> [WHAT YOU HAVE TO DO]:
Exclude the pictures and return every line exactly as written.

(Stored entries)
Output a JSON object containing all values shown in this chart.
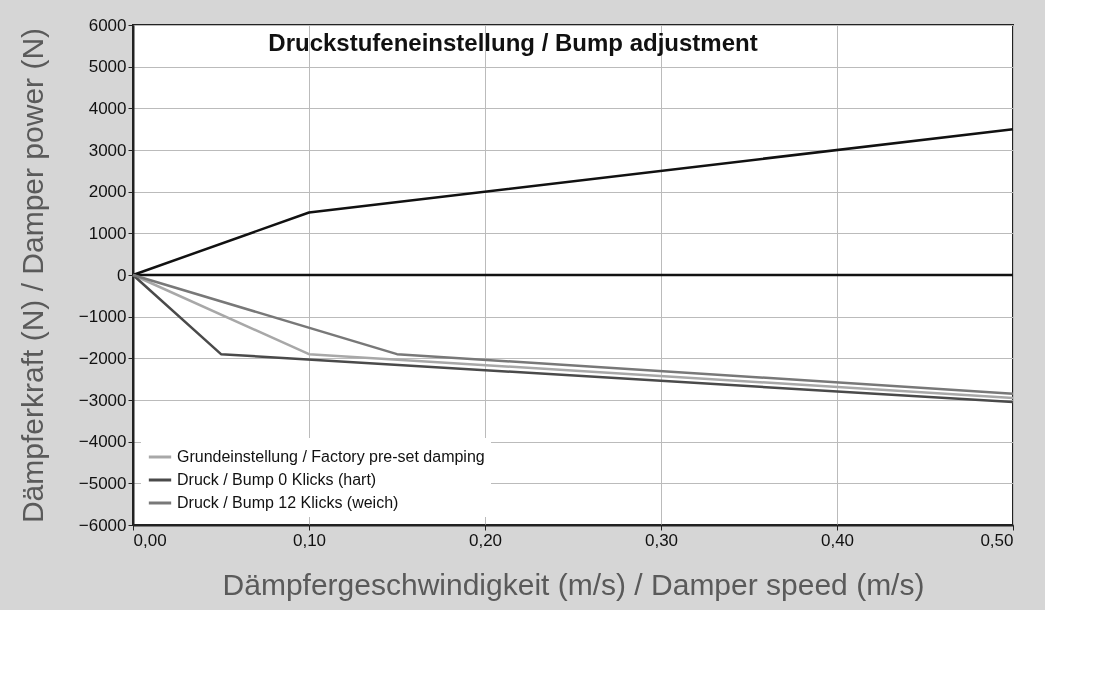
{
  "chart_data": {
    "type": "line",
    "title": "Druckstufeneinstellung / Bump adjustment",
    "xlabel": "Dämpfergeschwindigkeit (m/s) / Damper speed (m/s)",
    "ylabel": "Dämpferkraft (N) / Damper power (N)",
    "series": [
      {
        "color": "#111111",
        "x": [
          0,
          0.1,
          0.5
        ],
        "values": [
          0,
          1500,
          3500
        ]
      },
      {
        "name": "Grundeinstellung / Factory pre-set damping",
        "color": "#a8a8a8",
        "x": [
          0,
          0.1,
          0.5
        ],
        "values": [
          0,
          -1900,
          -2950
        ]
      },
      {
        "name": "Druck / Bump 0 Klicks (hart)",
        "color": "#4a4a4a",
        "x": [
          0,
          0.05,
          0.5
        ],
        "values": [
          0,
          -1900,
          -3050
        ]
      },
      {
        "name": "Druck / Bump 12 Klicks (weich)",
        "color": "#787878",
        "x": [
          0,
          0.15,
          0.5
        ],
        "values": [
          0,
          -1900,
          -2850
        ]
      }
    ],
    "xlim": [
      0,
      0.5
    ],
    "xticks": [
      {
        "value": 0,
        "label": "0,00"
      },
      {
        "value": 0.1,
        "label": "0,10"
      },
      {
        "value": 0.2,
        "label": "0,20"
      },
      {
        "value": 0.3,
        "label": "0,30"
      },
      {
        "value": 0.4,
        "label": "0,40"
      },
      {
        "value": 0.5,
        "label": "0,50"
      }
    ],
    "ylim": [
      -6000,
      6000
    ],
    "yticks": [
      -6000,
      -5000,
      -4000,
      -3000,
      -2000,
      -1000,
      0,
      1000,
      2000,
      3000,
      4000,
      5000,
      6000
    ],
    "ref_lines": [
      {
        "axis": "y",
        "value": 0,
        "color": "#111111"
      }
    ],
    "grid": true,
    "legend": "bottom left",
    "marker": "none",
    "line_style": "solid"
  }
}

> [FULL ANSWER]:
Output a JSON object containing all values shown in this chart.
{
  "chart_data": {
    "type": "line",
    "title": "Druckstufeneinstellung / Bump adjustment",
    "xlabel": "Dämpfergeschwindigkeit (m/s) / Damper speed (m/s)",
    "ylabel": "Dämpferkraft (N) / Damper power (N)",
    "series": [
      {
        "color": "#111111",
        "x": [
          0,
          0.1,
          0.5
        ],
        "values": [
          0,
          1500,
          3500
        ]
      },
      {
        "name": "Grundeinstellung / Factory pre-set damping",
        "color": "#a8a8a8",
        "x": [
          0,
          0.1,
          0.5
        ],
        "values": [
          0,
          -1900,
          -2950
        ]
      },
      {
        "name": "Druck / Bump 0 Klicks (hart)",
        "color": "#4a4a4a",
        "x": [
          0,
          0.05,
          0.5
        ],
        "values": [
          0,
          -1900,
          -3050
        ]
      },
      {
        "name": "Druck / Bump 12 Klicks (weich)",
        "color": "#787878",
        "x": [
          0,
          0.15,
          0.5
        ],
        "values": [
          0,
          -1900,
          -2850
        ]
      }
    ],
    "xlim": [
      0,
      0.5
    ],
    "xticks": [
      {
        "value": 0,
        "label": "0,00"
      },
      {
        "value": 0.1,
        "label": "0,10"
      },
      {
        "value": 0.2,
        "label": "0,20"
      },
      {
        "value": 0.3,
        "label": "0,30"
      },
      {
        "value": 0.4,
        "label": "0,40"
      },
      {
        "value": 0.5,
        "label": "0,50"
      }
    ],
    "ylim": [
      -6000,
      6000
    ],
    "yticks": [
      -6000,
      -5000,
      -4000,
      -3000,
      -2000,
      -1000,
      0,
      1000,
      2000,
      3000,
      4000,
      5000,
      6000
    ],
    "ref_lines": [
      {
        "axis": "y",
        "value": 0,
        "color": "#111111"
      }
    ],
    "grid": true,
    "legend": "bottom left",
    "marker": "none",
    "line_style": "solid"
  }
}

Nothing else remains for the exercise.